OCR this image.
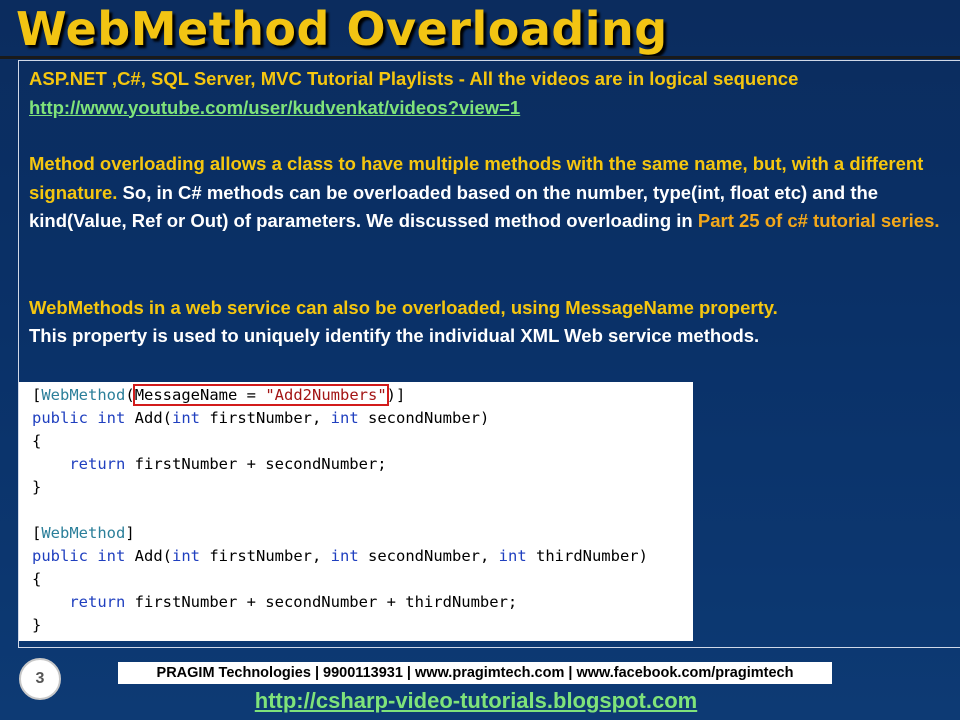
WebMethod Overloading

ASP.NET ,C#, SQL Server, MVC Tutorial Playlists - All the videos are in logical sequence

http://www.youtube.com/user/kudvenkat/videos?view=1

Method overloading allows a class to have multiple methods with the same name, but, with a different signature. So, in C# methods can be overloaded based on the number, type(int, float etc) and the kind(Value, Ref or Out) of parameters. We discussed method overloading in Part 25 of c# tutorial series.

WebMethods in a web service can also be overloaded, using MessageName property.

This property is used to uniquely identify the individual XML Web service methods.

[WebMethod(MessageName = "Add2Numbers")]
public int Add(int firstNumber, int secondNumber)
{
return firstNumber + secondNumber;
}
[WebMethod]
public int Add(int firstNumber, int secondNumber, int thirdNumber)
{
return firstNumber + secondNumber + thirdNumber;
}
3	PRAGIM Technologies | 9900113931 | www.pragimtech.com | www.facebook.com/pragimtech
http://csharp-video-tutorials.blogspot.com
※
#### SHORT EXERCISE:
Copy each line exactly, and leave the pictures out of your copy.

#### OUTPUT FOR THIS EXERCISE:
OCR this image.
WebMethod Overloading

ASP.NET ,C#, SQL Server, MVC Tutorial Playlists - All the videos are in logical sequence

http://www.youtube.com/user/kudvenkat/videos?view=1

Method overloading allows a class to have multiple methods with the same name, but, with a different signature. So, in C# methods can be overloaded based on the number, type(int, float etc) and the kind(Value, Ref or Out) of parameters. We discussed method overloading in Part 25 of c# tutorial series.

WebMethods in a web service can also be overloaded, using MessageName property.

This property is used to uniquely identify the individual XML Web service methods.

[WebMethod(MessageName = "Add2Numbers")]
public int Add(int firstNumber, int secondNumber)
{
return firstNumber + secondNumber;
}
[WebMethod]
public int Add(int firstNumber, int secondNumber, int thirdNumber)
{
return firstNumber + secondNumber + thirdNumber;
}
3	PRAGIM Technologies | 9900113931 | www.pragimtech.com | www.facebook.com/pragimtech
http://csharp-video-tutorials.blogspot.com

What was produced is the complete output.